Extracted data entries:
------------------------
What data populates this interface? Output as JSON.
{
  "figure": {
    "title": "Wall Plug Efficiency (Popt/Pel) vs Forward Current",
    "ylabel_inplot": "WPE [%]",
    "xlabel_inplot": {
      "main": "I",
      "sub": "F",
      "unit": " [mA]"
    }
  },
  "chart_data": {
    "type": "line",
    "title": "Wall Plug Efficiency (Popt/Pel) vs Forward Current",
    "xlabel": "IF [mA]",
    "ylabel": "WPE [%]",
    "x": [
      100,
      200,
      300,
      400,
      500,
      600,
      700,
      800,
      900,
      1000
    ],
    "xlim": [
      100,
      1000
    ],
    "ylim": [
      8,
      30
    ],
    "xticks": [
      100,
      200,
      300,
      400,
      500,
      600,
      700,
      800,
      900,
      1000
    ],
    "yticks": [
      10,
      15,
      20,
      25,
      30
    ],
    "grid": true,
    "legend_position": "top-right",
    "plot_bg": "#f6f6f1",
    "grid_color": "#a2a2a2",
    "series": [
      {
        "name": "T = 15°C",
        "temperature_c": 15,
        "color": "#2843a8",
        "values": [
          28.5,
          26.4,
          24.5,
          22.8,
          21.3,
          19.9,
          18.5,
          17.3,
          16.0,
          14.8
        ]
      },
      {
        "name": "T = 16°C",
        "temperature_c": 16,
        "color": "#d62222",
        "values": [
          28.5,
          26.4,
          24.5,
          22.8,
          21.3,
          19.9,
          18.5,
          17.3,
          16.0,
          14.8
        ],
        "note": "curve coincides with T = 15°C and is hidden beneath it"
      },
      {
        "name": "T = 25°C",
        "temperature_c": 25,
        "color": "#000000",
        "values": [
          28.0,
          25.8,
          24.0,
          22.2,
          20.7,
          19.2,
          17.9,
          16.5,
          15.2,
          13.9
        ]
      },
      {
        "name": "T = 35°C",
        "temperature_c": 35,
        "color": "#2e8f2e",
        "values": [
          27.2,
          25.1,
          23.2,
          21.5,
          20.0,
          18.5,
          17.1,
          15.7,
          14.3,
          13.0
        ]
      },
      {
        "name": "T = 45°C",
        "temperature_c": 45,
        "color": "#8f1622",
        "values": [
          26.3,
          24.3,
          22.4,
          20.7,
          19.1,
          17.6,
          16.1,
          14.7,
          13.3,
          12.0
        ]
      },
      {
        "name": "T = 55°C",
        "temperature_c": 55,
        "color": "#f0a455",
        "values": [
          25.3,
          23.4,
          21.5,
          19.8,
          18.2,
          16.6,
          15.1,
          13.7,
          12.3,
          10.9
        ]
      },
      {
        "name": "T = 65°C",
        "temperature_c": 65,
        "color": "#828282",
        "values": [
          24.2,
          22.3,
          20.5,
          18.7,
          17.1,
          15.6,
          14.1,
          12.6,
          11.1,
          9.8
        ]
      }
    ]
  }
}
------------------------
* _Stated task_
Take the entries above and transcribe them exactly.

* _Correct result_
What data populates this interface? Output as JSON.
{
  "figure": {
    "title": "Wall Plug Efficiency (Popt/Pel) vs Forward Current",
    "ylabel_inplot": "WPE [%]",
    "xlabel_inplot": {
      "main": "I",
      "sub": "F",
      "unit": " [mA]"
    }
  },
  "chart_data": {
    "type": "line",
    "title": "Wall Plug Efficiency (Popt/Pel) vs Forward Current",
    "xlabel": "IF [mA]",
    "ylabel": "WPE [%]",
    "x": [
      100,
      200,
      300,
      400,
      500,
      600,
      700,
      800,
      900,
      1000
    ],
    "xlim": [
      100,
      1000
    ],
    "ylim": [
      8,
      30
    ],
    "xticks": [
      100,
      200,
      300,
      400,
      500,
      600,
      700,
      800,
      900,
      1000
    ],
    "yticks": [
      10,
      15,
      20,
      25,
      30
    ],
    "grid": true,
    "legend_position": "top-right",
    "plot_bg": "#f6f6f1",
    "grid_color": "#a2a2a2",
    "series": [
      {
        "name": "T = 15°C",
        "temperature_c": 15,
        "color": "#2843a8",
        "values": [
          28.5,
          26.4,
          24.5,
          22.8,
          21.3,
          19.9,
          18.5,
          17.3,
          16.0,
          14.8
        ]
      },
      {
        "name": "T = 16°C",
        "temperature_c": 16,
        "color": "#d62222",
        "values": [
          28.5,
          26.4,
          24.5,
          22.8,
          21.3,
          19.9,
          18.5,
          17.3,
          16.0,
          14.8
        ],
        "note": "curve coincides with T = 15°C and is hidden beneath it"
      },
      {
        "name": "T = 25°C",
        "temperature_c": 25,
        "color": "#000000",
        "values": [
          28.0,
          25.8,
          24.0,
          22.2,
          20.7,
          19.2,
          17.9,
          16.5,
          15.2,
          13.9
        ]
      },
      {
        "name": "T = 35°C",
        "temperature_c": 35,
        "color": "#2e8f2e",
        "values": [
          27.2,
          25.1,
          23.2,
          21.5,
          20.0,
          18.5,
          17.1,
          15.7,
          14.3,
          13.0
        ]
      },
      {
        "name": "T = 45°C",
        "temperature_c": 45,
        "color": "#8f1622",
        "values": [
          26.3,
          24.3,
          22.4,
          20.7,
          19.1,
          17.6,
          16.1,
          14.7,
          13.3,
          12.0
        ]
      },
      {
        "name": "T = 55°C",
        "temperature_c": 55,
        "color": "#f0a455",
        "values": [
          25.3,
          23.4,
          21.5,
          19.8,
          18.2,
          16.6,
          15.1,
          13.7,
          12.3,
          10.9
        ]
      },
      {
        "name": "T = 65°C",
        "temperature_c": 65,
        "color": "#828282",
        "values": [
          24.2,
          22.3,
          20.5,
          18.7,
          17.1,
          15.6,
          14.1,
          12.6,
          11.1,
          9.8
        ]
      }
    ]
  }
}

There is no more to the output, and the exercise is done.